--- START GIVEN DATA ---

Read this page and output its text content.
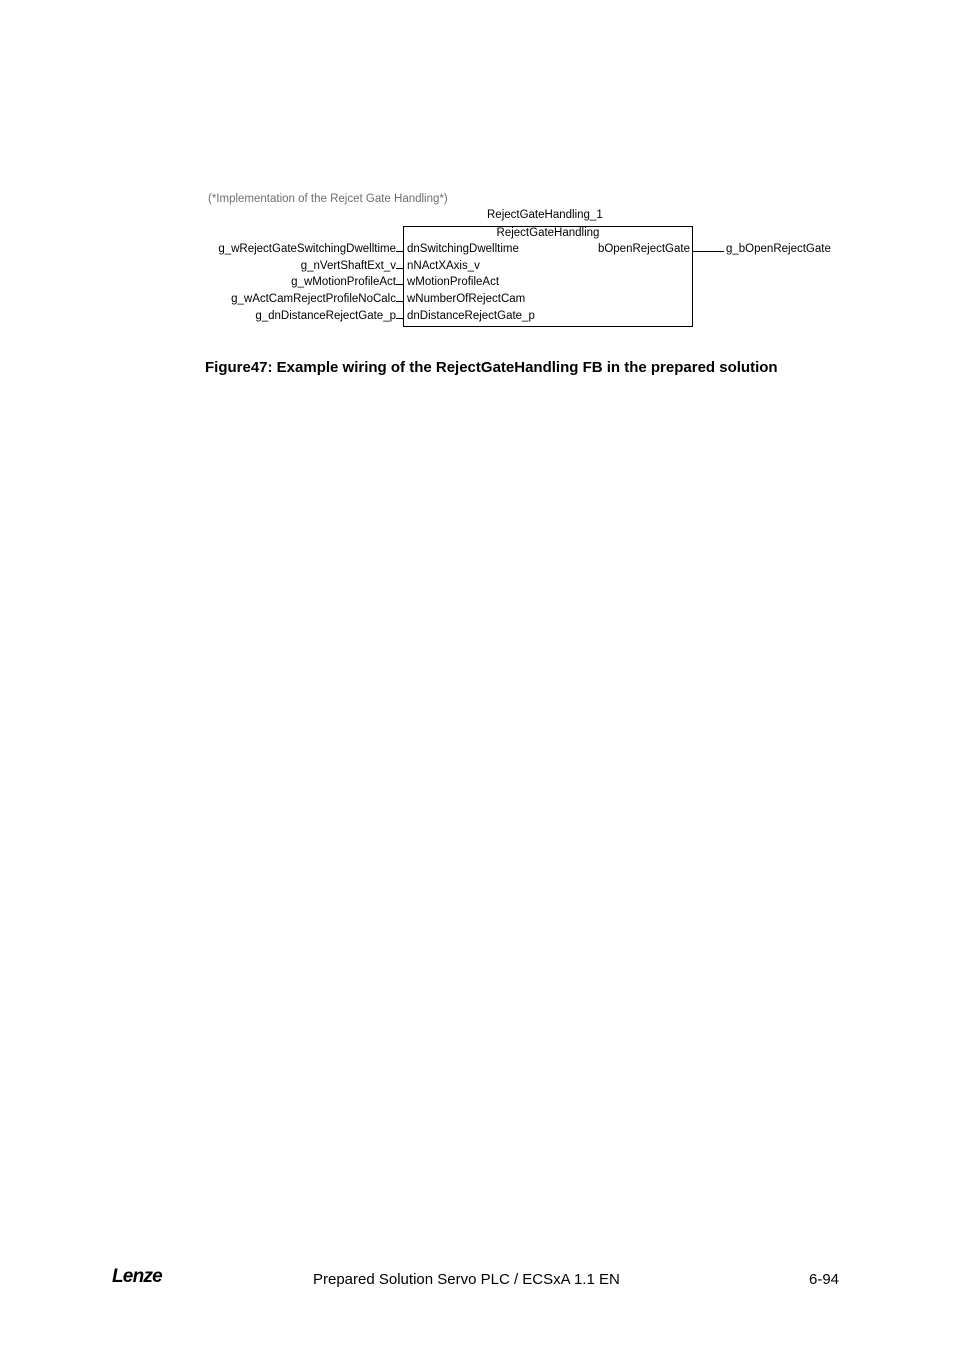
(*Implementation of the Rejcet Gate Handling*)
RejectGateHandling_1
RejectGateHandling
g_wRejectGateSwitchingDwelltime dnSwitchingDwelltime
g_nVertShaftExt_v nNActXAxis_v
g_wMotionProfileAct wMotionProfileAct
g_wActCamRejectProfileNoCalc wNumberOfRejectCam
g_dnDistanceRejectGate_p dnDistanceRejectGate_p
bOpenRejectGate	g_bOpenRejectGate
Figure47: Example wiring of the RejectGateHandling FB in the prepared solution
Lenze	Prepared Solution Servo PLC / ECSxA 1.1 EN	6-94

--- END GIVEN DATA ---

| TASK GOAL |
Return all of the data exactly as written, and drop the pictures.

| EXERCISE ANSWER |
Read this page and output its text content.
(*Implementation of the Rejcet Gate Handling*)
RejectGateHandling_1
RejectGateHandling
g_wRejectGateSwitchingDwelltime dnSwitchingDwelltime
g_nVertShaftExt_v nNActXAxis_v
g_wMotionProfileAct wMotionProfileAct
g_wActCamRejectProfileNoCalc wNumberOfRejectCam
g_dnDistanceRejectGate_p dnDistanceRejectGate_p
bOpenRejectGate	g_bOpenRejectGate
Figure47: Example wiring of the RejectGateHandling FB in the prepared solution
Lenze	Prepared Solution Servo PLC / ECSxA 1.1 EN	6-94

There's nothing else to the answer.